[begin ENTRIES SUPPLIED]

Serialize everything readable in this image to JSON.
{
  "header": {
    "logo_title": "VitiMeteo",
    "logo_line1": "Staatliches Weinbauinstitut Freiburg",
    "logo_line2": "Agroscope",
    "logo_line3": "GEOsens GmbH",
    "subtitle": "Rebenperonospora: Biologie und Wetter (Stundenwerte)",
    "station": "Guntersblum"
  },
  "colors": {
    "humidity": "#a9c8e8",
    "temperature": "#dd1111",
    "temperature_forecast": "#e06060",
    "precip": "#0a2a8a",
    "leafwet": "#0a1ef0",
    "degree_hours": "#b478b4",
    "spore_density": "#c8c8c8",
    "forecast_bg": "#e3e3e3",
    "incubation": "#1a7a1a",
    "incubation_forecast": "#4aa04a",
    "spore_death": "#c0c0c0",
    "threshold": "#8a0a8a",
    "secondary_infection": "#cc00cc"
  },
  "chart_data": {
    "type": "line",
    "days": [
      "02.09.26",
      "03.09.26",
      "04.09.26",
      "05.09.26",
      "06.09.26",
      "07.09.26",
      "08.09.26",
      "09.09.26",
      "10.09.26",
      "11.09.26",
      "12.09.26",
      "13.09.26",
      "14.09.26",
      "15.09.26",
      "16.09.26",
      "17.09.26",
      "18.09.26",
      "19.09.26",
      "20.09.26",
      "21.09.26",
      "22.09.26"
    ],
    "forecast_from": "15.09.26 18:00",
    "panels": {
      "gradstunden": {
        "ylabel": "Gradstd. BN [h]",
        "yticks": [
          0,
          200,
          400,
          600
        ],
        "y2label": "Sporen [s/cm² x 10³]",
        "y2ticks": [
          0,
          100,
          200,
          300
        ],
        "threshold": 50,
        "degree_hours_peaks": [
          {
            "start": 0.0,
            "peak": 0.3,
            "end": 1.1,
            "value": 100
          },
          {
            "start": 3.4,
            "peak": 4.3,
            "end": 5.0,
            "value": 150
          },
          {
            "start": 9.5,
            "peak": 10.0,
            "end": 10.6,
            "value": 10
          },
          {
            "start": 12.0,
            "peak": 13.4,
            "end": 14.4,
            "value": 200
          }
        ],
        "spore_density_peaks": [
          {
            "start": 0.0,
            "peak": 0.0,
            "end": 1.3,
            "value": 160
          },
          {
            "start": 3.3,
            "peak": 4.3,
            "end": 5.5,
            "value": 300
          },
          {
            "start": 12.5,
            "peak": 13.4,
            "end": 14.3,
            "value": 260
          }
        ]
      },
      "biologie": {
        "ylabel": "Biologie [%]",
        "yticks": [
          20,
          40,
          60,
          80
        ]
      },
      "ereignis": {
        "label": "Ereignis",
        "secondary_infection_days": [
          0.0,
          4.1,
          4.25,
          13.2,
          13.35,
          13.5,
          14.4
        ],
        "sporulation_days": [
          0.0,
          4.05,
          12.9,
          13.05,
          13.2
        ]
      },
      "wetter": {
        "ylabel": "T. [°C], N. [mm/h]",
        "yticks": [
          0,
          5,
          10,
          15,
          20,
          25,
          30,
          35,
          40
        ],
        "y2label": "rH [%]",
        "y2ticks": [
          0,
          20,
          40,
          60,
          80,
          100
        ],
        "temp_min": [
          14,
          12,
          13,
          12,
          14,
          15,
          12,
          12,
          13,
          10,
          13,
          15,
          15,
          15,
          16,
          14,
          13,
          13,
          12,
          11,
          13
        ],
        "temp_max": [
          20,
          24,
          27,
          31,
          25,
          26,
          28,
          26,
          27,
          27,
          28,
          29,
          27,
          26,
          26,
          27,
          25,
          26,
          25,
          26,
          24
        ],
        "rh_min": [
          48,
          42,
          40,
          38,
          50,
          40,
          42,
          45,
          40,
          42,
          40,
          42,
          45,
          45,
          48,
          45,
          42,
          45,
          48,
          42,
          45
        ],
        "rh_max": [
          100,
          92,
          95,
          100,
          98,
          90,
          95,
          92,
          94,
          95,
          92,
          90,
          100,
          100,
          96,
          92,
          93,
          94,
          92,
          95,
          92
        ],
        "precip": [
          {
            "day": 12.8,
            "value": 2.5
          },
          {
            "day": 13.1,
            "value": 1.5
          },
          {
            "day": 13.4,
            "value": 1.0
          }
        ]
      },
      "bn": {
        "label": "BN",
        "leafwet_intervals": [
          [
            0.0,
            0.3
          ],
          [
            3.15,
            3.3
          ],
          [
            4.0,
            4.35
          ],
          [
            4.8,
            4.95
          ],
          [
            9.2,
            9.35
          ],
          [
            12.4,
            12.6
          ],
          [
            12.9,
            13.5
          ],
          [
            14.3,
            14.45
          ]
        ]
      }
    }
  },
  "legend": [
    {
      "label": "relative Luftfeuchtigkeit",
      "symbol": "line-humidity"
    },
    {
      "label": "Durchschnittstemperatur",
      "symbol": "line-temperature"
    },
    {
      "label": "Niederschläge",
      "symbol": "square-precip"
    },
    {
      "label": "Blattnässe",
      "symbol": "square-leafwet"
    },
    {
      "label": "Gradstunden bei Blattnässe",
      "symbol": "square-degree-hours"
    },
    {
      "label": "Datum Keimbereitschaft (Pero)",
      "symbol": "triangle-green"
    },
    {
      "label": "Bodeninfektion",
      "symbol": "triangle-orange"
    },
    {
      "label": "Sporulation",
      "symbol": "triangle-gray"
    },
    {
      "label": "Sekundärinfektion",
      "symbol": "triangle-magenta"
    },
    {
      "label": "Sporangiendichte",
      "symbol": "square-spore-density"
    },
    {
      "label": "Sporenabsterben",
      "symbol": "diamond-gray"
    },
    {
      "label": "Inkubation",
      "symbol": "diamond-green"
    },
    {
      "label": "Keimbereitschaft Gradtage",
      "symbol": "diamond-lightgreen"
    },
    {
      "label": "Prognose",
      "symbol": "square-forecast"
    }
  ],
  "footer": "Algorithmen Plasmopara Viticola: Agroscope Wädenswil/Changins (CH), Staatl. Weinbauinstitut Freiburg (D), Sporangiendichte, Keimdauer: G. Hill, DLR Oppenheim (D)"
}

[end ENTRIES SUPPLIED]

> _GOAL_
Write out the whole listing again. Match it word for word.

> _RESULT OF THE EXERCISE_
Serialize everything readable in this image to JSON.
{
  "header": {
    "logo_title": "VitiMeteo",
    "logo_line1": "Staatliches Weinbauinstitut Freiburg",
    "logo_line2": "Agroscope",
    "logo_line3": "GEOsens GmbH",
    "subtitle": "Rebenperonospora: Biologie und Wetter (Stundenwerte)",
    "station": "Guntersblum"
  },
  "colors": {
    "humidity": "#a9c8e8",
    "temperature": "#dd1111",
    "temperature_forecast": "#e06060",
    "precip": "#0a2a8a",
    "leafwet": "#0a1ef0",
    "degree_hours": "#b478b4",
    "spore_density": "#c8c8c8",
    "forecast_bg": "#e3e3e3",
    "incubation": "#1a7a1a",
    "incubation_forecast": "#4aa04a",
    "spore_death": "#c0c0c0",
    "threshold": "#8a0a8a",
    "secondary_infection": "#cc00cc"
  },
  "chart_data": {
    "type": "line",
    "days": [
      "02.09.26",
      "03.09.26",
      "04.09.26",
      "05.09.26",
      "06.09.26",
      "07.09.26",
      "08.09.26",
      "09.09.26",
      "10.09.26",
      "11.09.26",
      "12.09.26",
      "13.09.26",
      "14.09.26",
      "15.09.26",
      "16.09.26",
      "17.09.26",
      "18.09.26",
      "19.09.26",
      "20.09.26",
      "21.09.26",
      "22.09.26"
    ],
    "forecast_from": "15.09.26 18:00",
    "panels": {
      "gradstunden": {
        "ylabel": "Gradstd. BN [h]",
        "yticks": [
          0,
          200,
          400,
          600
        ],
        "y2label": "Sporen [s/cm² x 10³]",
        "y2ticks": [
          0,
          100,
          200,
          300
        ],
        "threshold": 50,
        "degree_hours_peaks": [
          {
            "start": 0.0,
            "peak": 0.3,
            "end": 1.1,
            "value": 100
          },
          {
            "start": 3.4,
            "peak": 4.3,
            "end": 5.0,
            "value": 150
          },
          {
            "start": 9.5,
            "peak": 10.0,
            "end": 10.6,
            "value": 10
          },
          {
            "start": 12.0,
            "peak": 13.4,
            "end": 14.4,
            "value": 200
          }
        ],
        "spore_density_peaks": [
          {
            "start": 0.0,
            "peak": 0.0,
            "end": 1.3,
            "value": 160
          },
          {
            "start": 3.3,
            "peak": 4.3,
            "end": 5.5,
            "value": 300
          },
          {
            "start": 12.5,
            "peak": 13.4,
            "end": 14.3,
            "value": 260
          }
        ]
      },
      "biologie": {
        "ylabel": "Biologie [%]",
        "yticks": [
          20,
          40,
          60,
          80
        ]
      },
      "ereignis": {
        "label": "Ereignis",
        "secondary_infection_days": [
          0.0,
          4.1,
          4.25,
          13.2,
          13.35,
          13.5,
          14.4
        ],
        "sporulation_days": [
          0.0,
          4.05,
          12.9,
          13.05,
          13.2
        ]
      },
      "wetter": {
        "ylabel": "T. [°C], N. [mm/h]",
        "yticks": [
          0,
          5,
          10,
          15,
          20,
          25,
          30,
          35,
          40
        ],
        "y2label": "rH [%]",
        "y2ticks": [
          0,
          20,
          40,
          60,
          80,
          100
        ],
        "temp_min": [
          14,
          12,
          13,
          12,
          14,
          15,
          12,
          12,
          13,
          10,
          13,
          15,
          15,
          15,
          16,
          14,
          13,
          13,
          12,
          11,
          13
        ],
        "temp_max": [
          20,
          24,
          27,
          31,
          25,
          26,
          28,
          26,
          27,
          27,
          28,
          29,
          27,
          26,
          26,
          27,
          25,
          26,
          25,
          26,
          24
        ],
        "rh_min": [
          48,
          42,
          40,
          38,
          50,
          40,
          42,
          45,
          40,
          42,
          40,
          42,
          45,
          45,
          48,
          45,
          42,
          45,
          48,
          42,
          45
        ],
        "rh_max": [
          100,
          92,
          95,
          100,
          98,
          90,
          95,
          92,
          94,
          95,
          92,
          90,
          100,
          100,
          96,
          92,
          93,
          94,
          92,
          95,
          92
        ],
        "precip": [
          {
            "day": 12.8,
            "value": 2.5
          },
          {
            "day": 13.1,
            "value": 1.5
          },
          {
            "day": 13.4,
            "value": 1.0
          }
        ]
      },
      "bn": {
        "label": "BN",
        "leafwet_intervals": [
          [
            0.0,
            0.3
          ],
          [
            3.15,
            3.3
          ],
          [
            4.0,
            4.35
          ],
          [
            4.8,
            4.95
          ],
          [
            9.2,
            9.35
          ],
          [
            12.4,
            12.6
          ],
          [
            12.9,
            13.5
          ],
          [
            14.3,
            14.45
          ]
        ]
      }
    }
  },
  "legend": [
    {
      "label": "relative Luftfeuchtigkeit",
      "symbol": "line-humidity"
    },
    {
      "label": "Durchschnittstemperatur",
      "symbol": "line-temperature"
    },
    {
      "label": "Niederschläge",
      "symbol": "square-precip"
    },
    {
      "label": "Blattnässe",
      "symbol": "square-leafwet"
    },
    {
      "label": "Gradstunden bei Blattnässe",
      "symbol": "square-degree-hours"
    },
    {
      "label": "Datum Keimbereitschaft (Pero)",
      "symbol": "triangle-green"
    },
    {
      "label": "Bodeninfektion",
      "symbol": "triangle-orange"
    },
    {
      "label": "Sporulation",
      "symbol": "triangle-gray"
    },
    {
      "label": "Sekundärinfektion",
      "symbol": "triangle-magenta"
    },
    {
      "label": "Sporangiendichte",
      "symbol": "square-spore-density"
    },
    {
      "label": "Sporenabsterben",
      "symbol": "diamond-gray"
    },
    {
      "label": "Inkubation",
      "symbol": "diamond-green"
    },
    {
      "label": "Keimbereitschaft Gradtage",
      "symbol": "diamond-lightgreen"
    },
    {
      "label": "Prognose",
      "symbol": "square-forecast"
    }
  ],
  "footer": "Algorithmen Plasmopara Viticola: Agroscope Wädenswil/Changins (CH), Staatl. Weinbauinstitut Freiburg (D), Sporangiendichte, Keimdauer: G. Hill, DLR Oppenheim (D)"
}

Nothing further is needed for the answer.